• **Requirement**:
Show each line from the listing that includes the word "value".

• **Data extract**:
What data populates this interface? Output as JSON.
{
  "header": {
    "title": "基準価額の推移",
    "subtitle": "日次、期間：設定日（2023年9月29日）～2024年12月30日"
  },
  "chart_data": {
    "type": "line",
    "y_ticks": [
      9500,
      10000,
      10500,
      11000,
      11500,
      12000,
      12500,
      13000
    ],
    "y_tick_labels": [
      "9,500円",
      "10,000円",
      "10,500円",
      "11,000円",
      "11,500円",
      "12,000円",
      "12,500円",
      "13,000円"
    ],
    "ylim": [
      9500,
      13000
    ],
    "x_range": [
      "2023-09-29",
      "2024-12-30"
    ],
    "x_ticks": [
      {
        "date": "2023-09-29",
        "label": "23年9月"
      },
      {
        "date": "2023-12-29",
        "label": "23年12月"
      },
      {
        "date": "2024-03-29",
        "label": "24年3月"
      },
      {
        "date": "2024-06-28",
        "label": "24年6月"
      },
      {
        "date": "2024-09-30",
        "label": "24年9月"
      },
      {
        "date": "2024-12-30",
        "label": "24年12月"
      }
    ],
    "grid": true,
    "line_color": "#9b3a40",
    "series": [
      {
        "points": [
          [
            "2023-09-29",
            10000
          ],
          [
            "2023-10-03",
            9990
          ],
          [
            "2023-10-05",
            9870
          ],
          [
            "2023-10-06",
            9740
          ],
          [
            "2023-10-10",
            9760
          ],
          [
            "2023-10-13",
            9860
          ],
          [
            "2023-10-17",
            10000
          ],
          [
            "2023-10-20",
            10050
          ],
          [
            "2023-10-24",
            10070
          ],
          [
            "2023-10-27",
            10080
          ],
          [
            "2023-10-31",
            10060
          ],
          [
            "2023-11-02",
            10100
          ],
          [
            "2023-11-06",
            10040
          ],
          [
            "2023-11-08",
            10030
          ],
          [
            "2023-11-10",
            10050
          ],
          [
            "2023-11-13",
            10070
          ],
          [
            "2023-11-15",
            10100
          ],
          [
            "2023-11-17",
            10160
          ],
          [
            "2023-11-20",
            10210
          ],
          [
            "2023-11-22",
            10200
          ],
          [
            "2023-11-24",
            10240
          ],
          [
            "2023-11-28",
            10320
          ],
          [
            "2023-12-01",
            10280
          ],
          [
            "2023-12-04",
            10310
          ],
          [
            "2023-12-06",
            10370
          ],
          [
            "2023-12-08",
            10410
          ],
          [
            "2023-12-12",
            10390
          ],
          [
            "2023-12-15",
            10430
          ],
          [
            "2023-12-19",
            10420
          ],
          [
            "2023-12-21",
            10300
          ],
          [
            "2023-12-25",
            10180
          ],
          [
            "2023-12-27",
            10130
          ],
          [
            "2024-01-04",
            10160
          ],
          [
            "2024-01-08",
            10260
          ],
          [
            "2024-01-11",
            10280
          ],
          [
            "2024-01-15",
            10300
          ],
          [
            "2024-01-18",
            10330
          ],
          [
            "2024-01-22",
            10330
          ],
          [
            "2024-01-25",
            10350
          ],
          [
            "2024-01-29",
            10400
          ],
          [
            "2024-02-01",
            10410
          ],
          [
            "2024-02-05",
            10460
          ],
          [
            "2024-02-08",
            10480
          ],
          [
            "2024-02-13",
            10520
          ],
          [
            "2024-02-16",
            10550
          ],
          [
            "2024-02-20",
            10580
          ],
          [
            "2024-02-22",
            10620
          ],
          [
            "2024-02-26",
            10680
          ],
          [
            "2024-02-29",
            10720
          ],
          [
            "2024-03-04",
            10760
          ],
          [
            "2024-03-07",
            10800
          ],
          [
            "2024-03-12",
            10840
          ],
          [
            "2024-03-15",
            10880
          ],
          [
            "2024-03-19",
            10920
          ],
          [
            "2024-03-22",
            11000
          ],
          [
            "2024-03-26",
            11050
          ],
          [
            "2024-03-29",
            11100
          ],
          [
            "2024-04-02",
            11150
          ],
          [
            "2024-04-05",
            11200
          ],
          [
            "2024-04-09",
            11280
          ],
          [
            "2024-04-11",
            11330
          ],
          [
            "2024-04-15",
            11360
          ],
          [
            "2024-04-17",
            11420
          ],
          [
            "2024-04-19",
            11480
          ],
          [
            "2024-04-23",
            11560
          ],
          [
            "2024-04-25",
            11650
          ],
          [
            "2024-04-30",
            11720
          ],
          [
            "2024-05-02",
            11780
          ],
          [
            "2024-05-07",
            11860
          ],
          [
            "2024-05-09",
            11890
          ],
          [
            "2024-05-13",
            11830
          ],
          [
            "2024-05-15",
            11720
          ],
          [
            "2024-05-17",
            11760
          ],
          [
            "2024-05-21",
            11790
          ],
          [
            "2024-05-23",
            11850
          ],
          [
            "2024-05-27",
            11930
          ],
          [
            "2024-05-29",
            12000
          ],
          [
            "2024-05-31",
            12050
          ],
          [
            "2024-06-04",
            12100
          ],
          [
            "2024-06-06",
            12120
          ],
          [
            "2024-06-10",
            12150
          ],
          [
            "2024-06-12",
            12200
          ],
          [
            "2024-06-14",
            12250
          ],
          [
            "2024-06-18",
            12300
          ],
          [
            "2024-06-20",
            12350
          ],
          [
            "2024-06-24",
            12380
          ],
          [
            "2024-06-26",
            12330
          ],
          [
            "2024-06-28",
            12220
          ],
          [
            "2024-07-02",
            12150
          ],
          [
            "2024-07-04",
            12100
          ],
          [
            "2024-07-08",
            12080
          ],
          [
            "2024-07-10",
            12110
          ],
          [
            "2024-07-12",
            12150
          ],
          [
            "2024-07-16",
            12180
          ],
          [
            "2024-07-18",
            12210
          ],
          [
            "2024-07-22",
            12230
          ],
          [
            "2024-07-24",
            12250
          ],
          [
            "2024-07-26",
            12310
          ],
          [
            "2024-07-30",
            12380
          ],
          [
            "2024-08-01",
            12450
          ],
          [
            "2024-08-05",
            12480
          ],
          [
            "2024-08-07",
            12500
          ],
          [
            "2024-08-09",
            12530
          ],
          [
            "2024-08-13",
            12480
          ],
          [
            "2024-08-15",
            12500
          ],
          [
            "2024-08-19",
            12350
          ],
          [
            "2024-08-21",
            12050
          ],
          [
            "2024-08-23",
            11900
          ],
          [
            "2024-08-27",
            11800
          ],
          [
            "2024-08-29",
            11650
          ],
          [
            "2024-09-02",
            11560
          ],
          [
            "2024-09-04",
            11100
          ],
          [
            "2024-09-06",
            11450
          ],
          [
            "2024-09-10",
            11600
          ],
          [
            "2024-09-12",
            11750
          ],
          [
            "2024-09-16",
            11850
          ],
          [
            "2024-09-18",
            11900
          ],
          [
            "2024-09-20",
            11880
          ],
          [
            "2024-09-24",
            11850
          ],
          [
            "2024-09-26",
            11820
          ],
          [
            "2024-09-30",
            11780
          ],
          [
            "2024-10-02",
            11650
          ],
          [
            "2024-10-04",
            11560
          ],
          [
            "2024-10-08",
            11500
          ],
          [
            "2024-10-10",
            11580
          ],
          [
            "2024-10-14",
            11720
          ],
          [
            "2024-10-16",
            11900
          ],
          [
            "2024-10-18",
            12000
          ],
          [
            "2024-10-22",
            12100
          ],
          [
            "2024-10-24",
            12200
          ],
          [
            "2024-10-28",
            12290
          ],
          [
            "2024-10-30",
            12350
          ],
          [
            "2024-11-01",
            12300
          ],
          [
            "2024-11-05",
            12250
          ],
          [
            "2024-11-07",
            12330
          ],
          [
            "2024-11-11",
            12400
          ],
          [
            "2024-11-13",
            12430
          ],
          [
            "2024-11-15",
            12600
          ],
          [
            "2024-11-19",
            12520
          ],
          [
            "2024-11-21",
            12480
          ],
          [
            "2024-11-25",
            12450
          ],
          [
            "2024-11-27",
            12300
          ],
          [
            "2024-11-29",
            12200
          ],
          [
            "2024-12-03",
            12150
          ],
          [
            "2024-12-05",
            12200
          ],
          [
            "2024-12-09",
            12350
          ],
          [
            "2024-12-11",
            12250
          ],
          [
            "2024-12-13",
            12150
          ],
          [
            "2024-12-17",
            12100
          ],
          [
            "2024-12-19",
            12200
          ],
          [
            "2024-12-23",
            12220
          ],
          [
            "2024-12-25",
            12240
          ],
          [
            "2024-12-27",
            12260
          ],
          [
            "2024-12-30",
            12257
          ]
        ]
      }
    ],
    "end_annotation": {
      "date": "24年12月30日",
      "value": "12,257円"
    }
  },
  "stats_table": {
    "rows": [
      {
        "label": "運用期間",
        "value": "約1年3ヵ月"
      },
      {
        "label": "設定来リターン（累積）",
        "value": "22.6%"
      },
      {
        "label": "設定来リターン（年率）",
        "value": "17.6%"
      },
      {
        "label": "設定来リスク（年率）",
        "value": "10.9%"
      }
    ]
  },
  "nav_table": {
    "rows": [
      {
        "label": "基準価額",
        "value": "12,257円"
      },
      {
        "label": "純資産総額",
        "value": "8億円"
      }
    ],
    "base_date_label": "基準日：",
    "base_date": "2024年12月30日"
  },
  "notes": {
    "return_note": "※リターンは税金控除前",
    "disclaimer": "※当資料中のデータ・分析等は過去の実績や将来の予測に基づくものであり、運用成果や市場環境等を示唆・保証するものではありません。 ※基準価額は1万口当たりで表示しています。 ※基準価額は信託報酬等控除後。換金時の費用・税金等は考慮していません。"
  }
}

• **Correct answer**:
      "value": "12,257円"
        "value": "約1年3ヵ月"
        "value": "22.6%"
        "value": "17.6%"
        "value": "10.9%"
        "value": "12,257円"
        "value": "8億円"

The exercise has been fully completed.